Instructions for the task.
Scan the lines below for the string "truyÒn" and copy every one that has it.

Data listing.
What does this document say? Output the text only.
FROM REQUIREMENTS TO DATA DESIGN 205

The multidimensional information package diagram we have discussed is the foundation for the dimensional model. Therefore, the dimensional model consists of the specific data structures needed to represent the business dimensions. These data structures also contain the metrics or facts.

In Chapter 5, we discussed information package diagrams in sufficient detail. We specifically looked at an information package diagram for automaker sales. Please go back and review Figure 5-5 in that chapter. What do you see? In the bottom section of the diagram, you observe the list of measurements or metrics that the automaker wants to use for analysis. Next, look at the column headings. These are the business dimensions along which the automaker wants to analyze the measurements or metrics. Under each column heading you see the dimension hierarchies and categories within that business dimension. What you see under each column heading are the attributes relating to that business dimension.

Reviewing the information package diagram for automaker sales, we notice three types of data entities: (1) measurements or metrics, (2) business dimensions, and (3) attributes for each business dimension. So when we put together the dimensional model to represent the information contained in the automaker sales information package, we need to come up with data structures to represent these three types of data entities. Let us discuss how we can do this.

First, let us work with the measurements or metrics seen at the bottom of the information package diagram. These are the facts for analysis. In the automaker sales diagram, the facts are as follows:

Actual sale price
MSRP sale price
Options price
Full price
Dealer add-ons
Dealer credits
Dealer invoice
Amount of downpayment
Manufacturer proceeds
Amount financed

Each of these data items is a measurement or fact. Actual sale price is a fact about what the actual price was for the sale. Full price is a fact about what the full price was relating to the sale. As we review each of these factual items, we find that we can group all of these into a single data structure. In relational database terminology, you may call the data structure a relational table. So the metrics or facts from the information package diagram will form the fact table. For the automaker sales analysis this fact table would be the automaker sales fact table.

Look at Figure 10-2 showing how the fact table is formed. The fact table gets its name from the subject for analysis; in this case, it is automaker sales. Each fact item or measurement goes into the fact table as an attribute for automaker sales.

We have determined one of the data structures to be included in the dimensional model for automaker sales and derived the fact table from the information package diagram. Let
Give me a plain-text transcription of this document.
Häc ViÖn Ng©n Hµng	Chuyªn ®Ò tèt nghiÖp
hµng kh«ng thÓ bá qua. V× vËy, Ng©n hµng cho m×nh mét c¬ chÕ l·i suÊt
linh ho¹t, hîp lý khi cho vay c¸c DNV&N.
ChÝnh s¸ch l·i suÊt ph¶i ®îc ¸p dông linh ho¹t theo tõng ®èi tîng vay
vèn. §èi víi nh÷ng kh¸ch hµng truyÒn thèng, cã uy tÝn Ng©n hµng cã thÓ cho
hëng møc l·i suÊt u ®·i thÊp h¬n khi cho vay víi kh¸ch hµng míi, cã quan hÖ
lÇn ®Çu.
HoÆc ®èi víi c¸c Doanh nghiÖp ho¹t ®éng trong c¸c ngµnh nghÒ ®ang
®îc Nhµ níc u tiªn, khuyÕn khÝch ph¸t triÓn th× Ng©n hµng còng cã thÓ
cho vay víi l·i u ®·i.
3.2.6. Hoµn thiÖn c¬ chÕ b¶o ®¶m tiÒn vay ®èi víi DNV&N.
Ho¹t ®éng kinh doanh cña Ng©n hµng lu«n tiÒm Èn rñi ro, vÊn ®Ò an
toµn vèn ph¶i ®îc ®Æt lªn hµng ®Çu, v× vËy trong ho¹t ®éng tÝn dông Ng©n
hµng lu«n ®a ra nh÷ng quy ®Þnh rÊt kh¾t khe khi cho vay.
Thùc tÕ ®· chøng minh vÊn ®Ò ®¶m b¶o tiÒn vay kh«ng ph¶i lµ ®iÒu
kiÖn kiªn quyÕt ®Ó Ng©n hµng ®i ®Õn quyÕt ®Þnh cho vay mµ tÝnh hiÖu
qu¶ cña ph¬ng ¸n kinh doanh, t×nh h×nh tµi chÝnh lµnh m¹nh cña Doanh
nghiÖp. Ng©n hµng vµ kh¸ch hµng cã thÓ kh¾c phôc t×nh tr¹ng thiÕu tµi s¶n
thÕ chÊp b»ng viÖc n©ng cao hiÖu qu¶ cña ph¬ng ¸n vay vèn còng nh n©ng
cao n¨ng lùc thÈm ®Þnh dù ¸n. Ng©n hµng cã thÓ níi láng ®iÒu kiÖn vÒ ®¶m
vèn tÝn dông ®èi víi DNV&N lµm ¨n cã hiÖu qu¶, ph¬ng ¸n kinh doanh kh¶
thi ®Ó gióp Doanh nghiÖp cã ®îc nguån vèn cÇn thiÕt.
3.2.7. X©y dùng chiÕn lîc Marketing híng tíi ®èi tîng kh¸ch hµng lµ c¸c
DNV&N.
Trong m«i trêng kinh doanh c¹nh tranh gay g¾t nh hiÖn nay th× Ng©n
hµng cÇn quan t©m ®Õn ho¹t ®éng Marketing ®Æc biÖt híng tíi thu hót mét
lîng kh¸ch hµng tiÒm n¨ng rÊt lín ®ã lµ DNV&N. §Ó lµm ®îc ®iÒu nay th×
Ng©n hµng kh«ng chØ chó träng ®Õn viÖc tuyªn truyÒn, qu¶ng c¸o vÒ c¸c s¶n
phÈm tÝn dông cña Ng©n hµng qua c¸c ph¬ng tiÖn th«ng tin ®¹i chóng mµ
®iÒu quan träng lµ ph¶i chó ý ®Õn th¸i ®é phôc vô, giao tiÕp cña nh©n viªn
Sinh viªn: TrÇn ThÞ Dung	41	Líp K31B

Result of this exercise.
vèn. §èi víi nh÷ng kh¸ch hµng truyÒn thèng, cã uy tÝn Ng©n hµng cã thÓ cho
Ng©n hµng kh«ng chØ chó träng ®Õn viÖc tuyªn truyÒn, qu¶ng c¸o vÒ c¸c s¶n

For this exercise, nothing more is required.